[Directive 1]
Quote every line of the records that come after the essay, exactly as they appear, and leave out any picture lines.
*** Selected text ***
I am extremely fortunate that I don't mind change. I am a person who doesn't like to do the same thing every day. I like new adventures, I like new people. I like change! And... I have been going through a lot of changes recently. Over the past few years my life has become very different. And I don't mind at all.



I was divorced a few years ago, which completely changed everything. I had to take some time to decide what I really wanted if I was the only focus. What do I want to do if I can do anything I’ve ever dreamed of. This was all new for me. I always had other people to think about. I've always had other people to support, financially and emotionally.  I have always made sure that what I wanted was in alignment with what my family needed. Not so anymore. For the first time in my life, I am living in a place where I can make decisions based solely on what I want.


This had never been true for me before, not ever. I was married very young and had my first daughter at 18 years old. I was a 50-year-old newlywed when my youngest daughter went off to college. I had never lived alone in my life, until two years ago. This is crazy to realize I had never lived alone before. It's actually pretty scary, but also the potential is unlimited. What do I want to do with the last third of my life? The sky is the limit.


At the time I got divorced I've been working very closely with Bill Cortright and Stress Mastery. I had clients that I was coaching working on my stress mastery coaching certificate, building up a social media presence and doing the stress mastery podcast every week. What a wonderful life, working to fulfill my life purpose. I have always wanted to help people be the best version of themselves, starting with myself. Everything was just flowing in the right direction. Living life on purpose. But then suddenly, once again, everything changed. Stress Mastery was no more. This was the platform I had built my life on.


What to do? What to do? What to do?


All my life I have wanted to be a teacher or a nurse. If you've read my book, you'll see how my parents discouraged me by telling me that we came from the wrong side of the tracks and that I would never go to college. I had to get that dream out of my head.
*** Records provided ***
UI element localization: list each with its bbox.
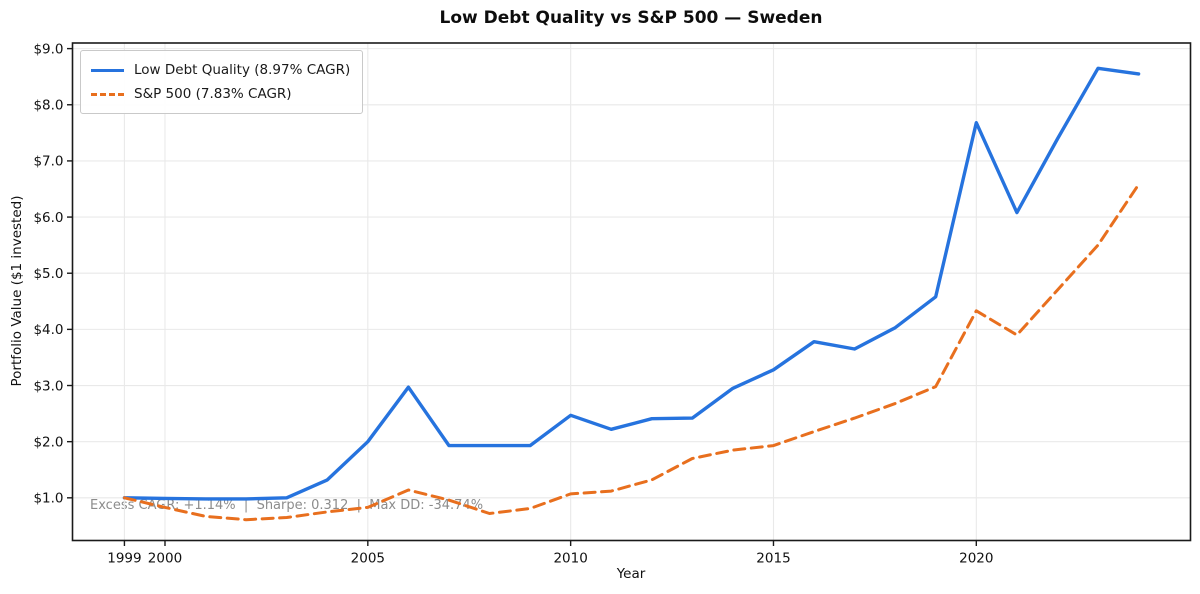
y-tick-label: $7.0	[33, 154, 63, 170]
series-line-1	[122, 183, 1141, 522]
x-axis-label: Year	[616, 566, 646, 582]
chart-title: Low Debt Quality vs S&P 500 — Sweden	[439, 8, 823, 28]
y-tick-label: $2.0	[33, 434, 63, 450]
y-tick-label: $5.0	[33, 266, 63, 282]
x-tick-label: 2010	[553, 551, 587, 567]
x-tick-label: 2020	[959, 551, 993, 567]
y-tick-label: $9.0	[33, 41, 63, 57]
x-tick-label: 2005	[351, 551, 385, 567]
legend-item-sp500: S&P 500 (7.83% CAGR)	[91, 82, 350, 106]
legend: Low Debt Quality (8.97% CAGR) S&P 500 (7…	[80, 50, 364, 114]
y-tick-label: $1.0	[33, 491, 63, 507]
legend-label: Low Debt Quality (8.97% CAGR)	[134, 62, 351, 78]
axes-box	[71, 42, 1192, 542]
stats-annotation: Excess CAGR: +1.14% | Sharpe: 0.312 | Ma…	[90, 498, 484, 513]
dashed-line-swatch-icon	[91, 92, 124, 96]
legend-item-low-debt-quality: Low Debt Quality (8.97% CAGR)	[91, 58, 350, 82]
y-tick-label: $4.0	[33, 322, 63, 338]
legend-label: S&P 500 (7.83% CAGR)	[134, 86, 292, 102]
x-tick-label: 2000	[148, 551, 182, 567]
y-tick-label: $8.0	[33, 98, 63, 114]
y-tick-label: $3.0	[33, 378, 63, 394]
y-axis-label: Portfolio Value ($1 invested)	[9, 195, 25, 387]
x-tick-label: 1999	[107, 551, 141, 567]
y-tick-label: $6.0	[33, 210, 63, 226]
x-tick-label: 2015	[756, 551, 790, 567]
series-line-0	[122, 66, 1141, 501]
solid-line-swatch-icon	[91, 68, 124, 72]
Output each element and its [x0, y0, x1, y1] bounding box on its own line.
***
[Directive 2]
Give the essay on change again from "At the time" to "my life on.", swapping "podcast" for "radio show".

[Output 1]
UI element localization: list each with its bbox.
y-tick-label: $7.0	[33, 154, 63, 170]
series-line-1	[122, 183, 1141, 522]
x-axis-label: Year	[616, 566, 646, 582]
chart-title: Low Debt Quality vs S&P 500 — Sweden	[439, 8, 823, 28]
y-tick-label: $2.0	[33, 434, 63, 450]
y-tick-label: $5.0	[33, 266, 63, 282]
x-tick-label: 2010	[553, 551, 587, 567]
x-tick-label: 2020	[959, 551, 993, 567]
y-tick-label: $9.0	[33, 41, 63, 57]
x-tick-label: 2005	[351, 551, 385, 567]
legend-item-sp500: S&P 500 (7.83% CAGR)	[91, 82, 350, 106]
legend: Low Debt Quality (8.97% CAGR) S&P 500 (7…	[80, 50, 364, 114]
y-tick-label: $1.0	[33, 491, 63, 507]
legend-label: Low Debt Quality (8.97% CAGR)	[134, 62, 351, 78]
axes-box	[71, 42, 1192, 542]
stats-annotation: Excess CAGR: +1.14% | Sharpe: 0.312 | Ma…	[90, 498, 484, 513]
dashed-line-swatch-icon	[91, 92, 124, 96]
legend-item-low-debt-quality: Low Debt Quality (8.97% CAGR)	[91, 58, 350, 82]
y-tick-label: $4.0	[33, 322, 63, 338]
legend-label: S&P 500 (7.83% CAGR)	[134, 86, 292, 102]
x-tick-label: 2000	[148, 551, 182, 567]
y-tick-label: $8.0	[33, 98, 63, 114]
y-tick-label: $3.0	[33, 378, 63, 394]
y-axis-label: Portfolio Value ($1 invested)	[9, 195, 25, 387]
x-tick-label: 1999	[107, 551, 141, 567]
y-tick-label: $6.0	[33, 210, 63, 226]
x-tick-label: 2015	[756, 551, 790, 567]
series-line-0	[122, 66, 1141, 501]
solid-line-swatch-icon	[91, 68, 124, 72]
Output each element and its [x0, y0, x1, y1] bounding box on its own line.

[Output 2]
At the time I got divorced I've been working very closely with Bill Cortright and Stress Mastery. I had clients that I was coaching working on my stress mastery coaching certificate, building up a social media presence and doing the stress mastery radio show every week. What a wonderful life, working to fulfill my life purpose. I have always wanted to help people be the best version of themselves, starting with myself. Everything was just flowing in the right direction. Living life on purpose. But then suddenly, once again, everything changed. Stress Mastery was no more. This was the platform I had built my life on.